GIVEN PROBLEM — Here are some records; copy every line that holds the word "this".

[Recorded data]
▼

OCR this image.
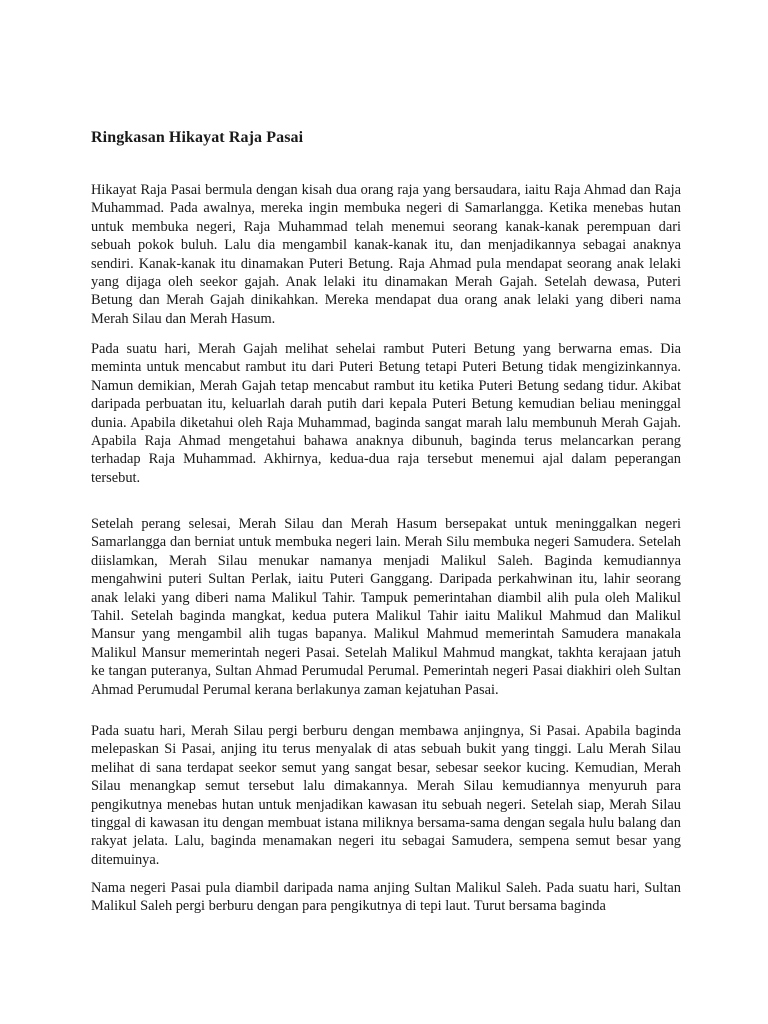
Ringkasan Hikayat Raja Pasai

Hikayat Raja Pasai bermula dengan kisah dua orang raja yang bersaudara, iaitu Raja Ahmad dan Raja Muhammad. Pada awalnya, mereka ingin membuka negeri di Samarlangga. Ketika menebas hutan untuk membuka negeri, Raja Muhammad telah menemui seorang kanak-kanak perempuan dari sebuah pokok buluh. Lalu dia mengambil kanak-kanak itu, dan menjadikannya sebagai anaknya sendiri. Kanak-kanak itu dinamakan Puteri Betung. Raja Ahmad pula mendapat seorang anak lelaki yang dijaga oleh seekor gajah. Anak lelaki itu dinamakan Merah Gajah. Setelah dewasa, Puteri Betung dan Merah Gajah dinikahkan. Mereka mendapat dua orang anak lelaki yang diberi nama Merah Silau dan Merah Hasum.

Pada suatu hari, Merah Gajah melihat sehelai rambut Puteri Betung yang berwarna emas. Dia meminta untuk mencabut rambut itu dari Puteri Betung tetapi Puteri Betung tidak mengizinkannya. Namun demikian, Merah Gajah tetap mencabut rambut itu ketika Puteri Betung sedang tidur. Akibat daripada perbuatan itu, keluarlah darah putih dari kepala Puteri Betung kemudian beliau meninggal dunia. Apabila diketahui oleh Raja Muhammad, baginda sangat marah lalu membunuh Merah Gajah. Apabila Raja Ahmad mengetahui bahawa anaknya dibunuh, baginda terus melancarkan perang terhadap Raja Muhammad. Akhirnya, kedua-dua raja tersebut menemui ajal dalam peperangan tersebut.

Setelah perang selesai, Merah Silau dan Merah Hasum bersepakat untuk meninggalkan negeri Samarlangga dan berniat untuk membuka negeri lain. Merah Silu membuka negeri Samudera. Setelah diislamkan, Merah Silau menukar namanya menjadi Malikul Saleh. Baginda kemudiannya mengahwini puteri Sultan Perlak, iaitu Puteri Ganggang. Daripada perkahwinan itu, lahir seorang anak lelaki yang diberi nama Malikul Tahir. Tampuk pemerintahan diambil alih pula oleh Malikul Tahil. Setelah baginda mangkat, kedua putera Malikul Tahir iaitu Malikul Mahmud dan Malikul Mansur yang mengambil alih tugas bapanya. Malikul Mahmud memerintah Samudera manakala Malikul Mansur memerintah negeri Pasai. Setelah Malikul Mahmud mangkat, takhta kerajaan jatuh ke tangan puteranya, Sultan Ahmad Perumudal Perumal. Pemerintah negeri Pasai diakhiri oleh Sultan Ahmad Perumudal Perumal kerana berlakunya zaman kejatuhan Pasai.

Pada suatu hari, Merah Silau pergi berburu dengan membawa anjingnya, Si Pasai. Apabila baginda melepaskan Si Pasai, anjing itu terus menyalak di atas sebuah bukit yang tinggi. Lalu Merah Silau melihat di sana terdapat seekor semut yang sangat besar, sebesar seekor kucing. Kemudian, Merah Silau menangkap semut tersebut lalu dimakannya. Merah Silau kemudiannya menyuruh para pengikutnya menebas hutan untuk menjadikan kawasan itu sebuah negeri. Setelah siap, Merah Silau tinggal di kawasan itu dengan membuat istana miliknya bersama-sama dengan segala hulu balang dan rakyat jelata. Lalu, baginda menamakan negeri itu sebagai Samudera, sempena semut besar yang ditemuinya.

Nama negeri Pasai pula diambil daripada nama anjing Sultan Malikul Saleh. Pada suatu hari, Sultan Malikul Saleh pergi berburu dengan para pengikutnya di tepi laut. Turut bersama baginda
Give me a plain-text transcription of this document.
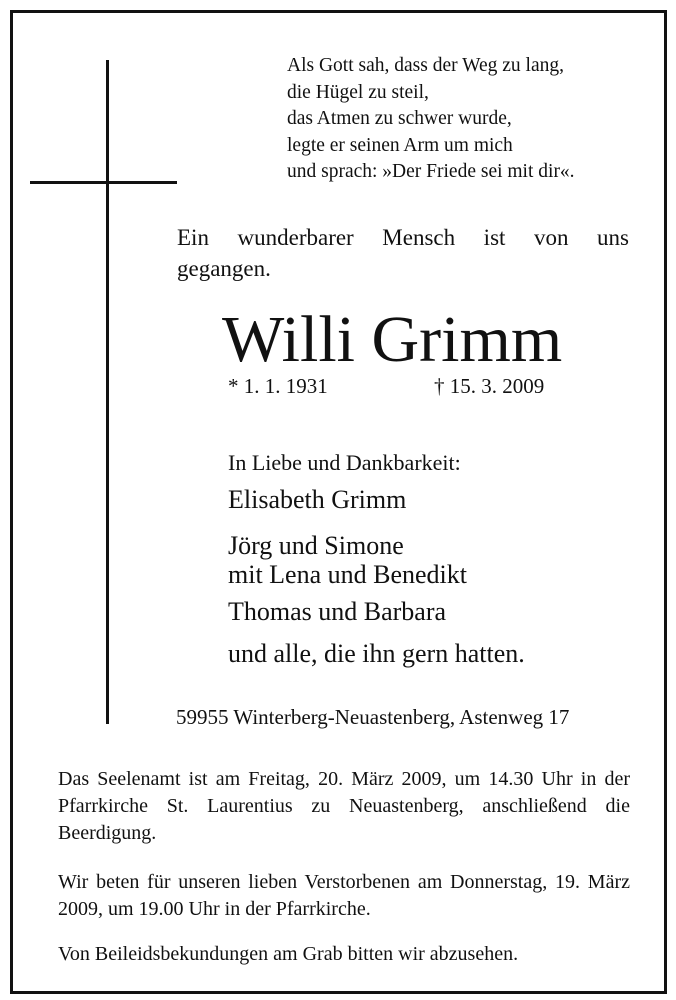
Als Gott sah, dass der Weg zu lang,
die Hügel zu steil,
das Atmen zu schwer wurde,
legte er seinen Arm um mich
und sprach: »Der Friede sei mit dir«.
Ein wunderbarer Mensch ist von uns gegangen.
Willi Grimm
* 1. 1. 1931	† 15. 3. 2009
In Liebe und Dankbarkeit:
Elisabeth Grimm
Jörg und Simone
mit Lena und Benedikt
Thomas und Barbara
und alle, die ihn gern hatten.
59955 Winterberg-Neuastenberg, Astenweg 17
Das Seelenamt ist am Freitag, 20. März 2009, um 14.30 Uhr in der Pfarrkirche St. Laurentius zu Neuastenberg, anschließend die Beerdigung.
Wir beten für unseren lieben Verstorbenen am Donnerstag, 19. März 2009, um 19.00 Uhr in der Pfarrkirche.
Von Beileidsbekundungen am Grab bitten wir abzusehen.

▲
▼

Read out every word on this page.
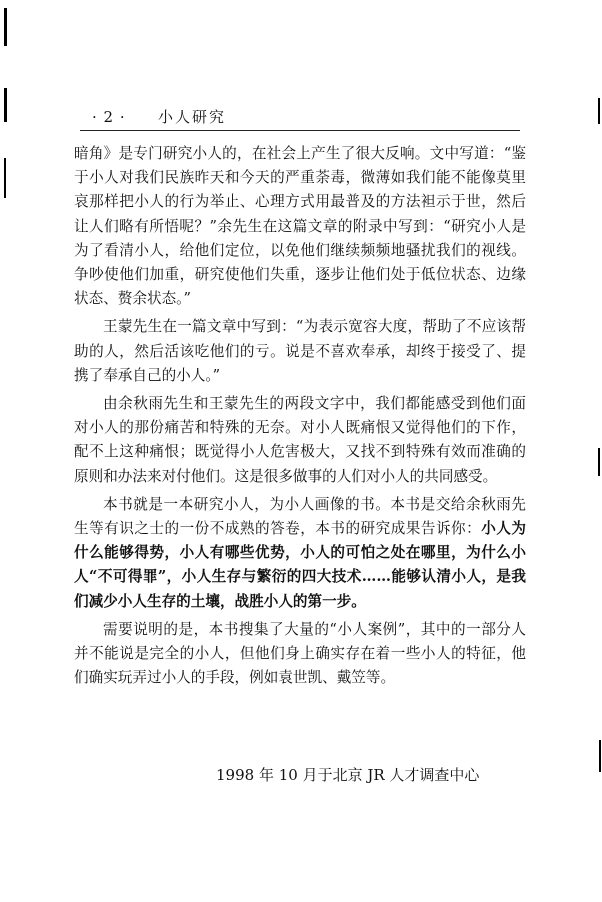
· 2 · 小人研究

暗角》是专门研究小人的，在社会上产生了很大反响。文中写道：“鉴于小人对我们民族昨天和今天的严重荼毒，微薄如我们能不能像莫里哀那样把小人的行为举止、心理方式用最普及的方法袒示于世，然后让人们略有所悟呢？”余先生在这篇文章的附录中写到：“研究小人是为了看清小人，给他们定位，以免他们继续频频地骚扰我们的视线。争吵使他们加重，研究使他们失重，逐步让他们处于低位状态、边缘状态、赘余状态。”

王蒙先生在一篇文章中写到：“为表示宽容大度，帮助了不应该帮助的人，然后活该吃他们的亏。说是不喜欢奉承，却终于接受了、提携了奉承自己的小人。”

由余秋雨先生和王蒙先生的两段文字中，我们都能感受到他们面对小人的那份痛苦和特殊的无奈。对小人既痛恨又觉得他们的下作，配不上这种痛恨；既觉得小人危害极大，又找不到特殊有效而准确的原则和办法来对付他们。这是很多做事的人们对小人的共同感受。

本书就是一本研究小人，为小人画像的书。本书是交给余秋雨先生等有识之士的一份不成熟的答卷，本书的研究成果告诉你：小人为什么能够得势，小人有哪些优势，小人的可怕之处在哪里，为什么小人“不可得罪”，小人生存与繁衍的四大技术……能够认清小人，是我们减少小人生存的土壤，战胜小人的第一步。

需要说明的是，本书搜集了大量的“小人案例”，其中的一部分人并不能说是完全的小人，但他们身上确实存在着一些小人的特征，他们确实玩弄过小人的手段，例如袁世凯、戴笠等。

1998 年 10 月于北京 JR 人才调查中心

▲

THE COMPLETED TASK —
OCR this image.
Give me a plain-text transcription of this document.
Read out every word on this page.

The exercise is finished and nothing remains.